_Task directions_. Below is a listing to write out in full, exactly as given, without its pictures.

_Listed records_.

>> START

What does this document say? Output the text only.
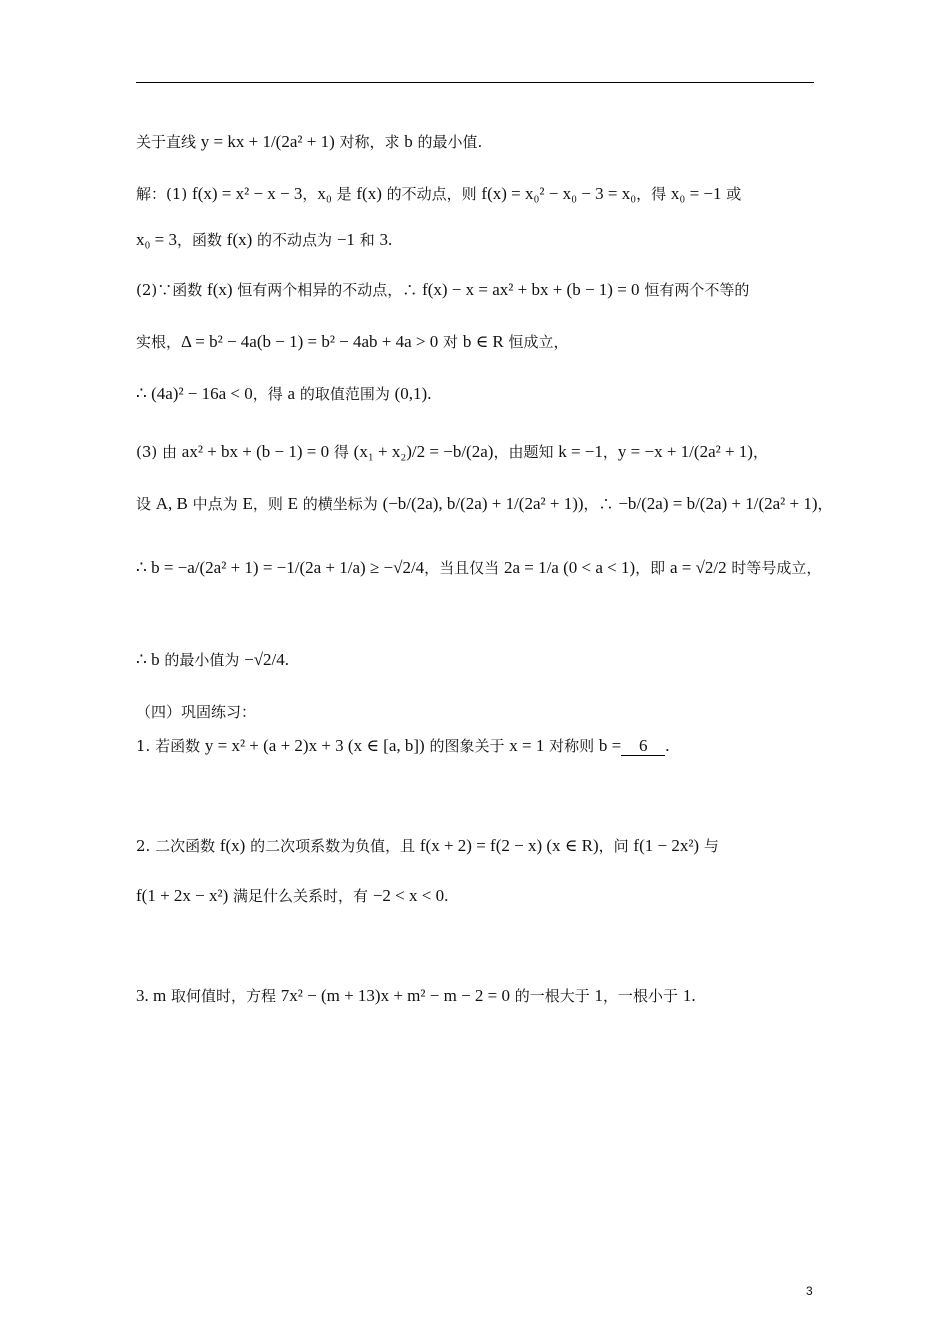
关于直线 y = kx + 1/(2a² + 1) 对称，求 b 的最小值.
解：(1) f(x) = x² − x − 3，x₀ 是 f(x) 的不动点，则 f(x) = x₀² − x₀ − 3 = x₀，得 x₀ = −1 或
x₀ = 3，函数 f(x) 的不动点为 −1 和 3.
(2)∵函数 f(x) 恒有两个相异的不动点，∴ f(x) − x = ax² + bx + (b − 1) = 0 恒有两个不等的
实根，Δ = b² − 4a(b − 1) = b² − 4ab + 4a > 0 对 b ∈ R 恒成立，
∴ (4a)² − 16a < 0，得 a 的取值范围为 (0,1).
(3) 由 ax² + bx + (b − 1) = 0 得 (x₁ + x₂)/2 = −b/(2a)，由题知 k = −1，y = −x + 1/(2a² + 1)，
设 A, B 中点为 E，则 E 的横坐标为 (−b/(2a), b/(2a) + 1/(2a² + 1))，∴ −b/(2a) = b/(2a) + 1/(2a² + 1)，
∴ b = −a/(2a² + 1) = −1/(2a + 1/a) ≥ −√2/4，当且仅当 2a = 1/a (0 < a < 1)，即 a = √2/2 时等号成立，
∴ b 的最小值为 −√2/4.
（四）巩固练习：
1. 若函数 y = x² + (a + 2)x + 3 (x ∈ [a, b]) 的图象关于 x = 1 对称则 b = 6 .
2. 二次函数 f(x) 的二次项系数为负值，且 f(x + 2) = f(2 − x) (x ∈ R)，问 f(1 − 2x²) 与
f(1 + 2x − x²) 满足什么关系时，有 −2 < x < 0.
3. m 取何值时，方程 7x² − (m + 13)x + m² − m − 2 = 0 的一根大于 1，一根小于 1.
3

>> END

_Full output_.
What does this document say? Output the text only.
关于直线 y = kx + 1/(2a² + 1) 对称，求 b 的最小值.
解：(1) f(x) = x² − x − 3，x₀ 是 f(x) 的不动点，则 f(x) = x₀² − x₀ − 3 = x₀，得 x₀ = −1 或
x₀ = 3，函数 f(x) 的不动点为 −1 和 3.
(2)∵函数 f(x) 恒有两个相异的不动点，∴ f(x) − x = ax² + bx + (b − 1) = 0 恒有两个不等的
实根，Δ = b² − 4a(b − 1) = b² − 4ab + 4a > 0 对 b ∈ R 恒成立，
∴ (4a)² − 16a < 0，得 a 的取值范围为 (0,1).
(3) 由 ax² + bx + (b − 1) = 0 得 (x₁ + x₂)/2 = −b/(2a)，由题知 k = −1，y = −x + 1/(2a² + 1)，
设 A, B 中点为 E，则 E 的横坐标为 (−b/(2a), b/(2a) + 1/(2a² + 1))，∴ −b/(2a) = b/(2a) + 1/(2a² + 1)，
∴ b = −a/(2a² + 1) = −1/(2a + 1/a) ≥ −√2/4，当且仅当 2a = 1/a (0 < a < 1)，即 a = √2/2 时等号成立，
∴ b 的最小值为 −√2/4.
（四）巩固练习：
1. 若函数 y = x² + (a + 2)x + 3 (x ∈ [a, b]) 的图象关于 x = 1 对称则 b = 6 .
2. 二次函数 f(x) 的二次项系数为负值，且 f(x + 2) = f(2 − x) (x ∈ R)，问 f(1 − 2x²) 与
f(1 + 2x − x²) 满足什么关系时，有 −2 < x < 0.
3. m 取何值时，方程 7x² − (m + 13)x + m² − m − 2 = 0 的一根大于 1，一根小于 1.
3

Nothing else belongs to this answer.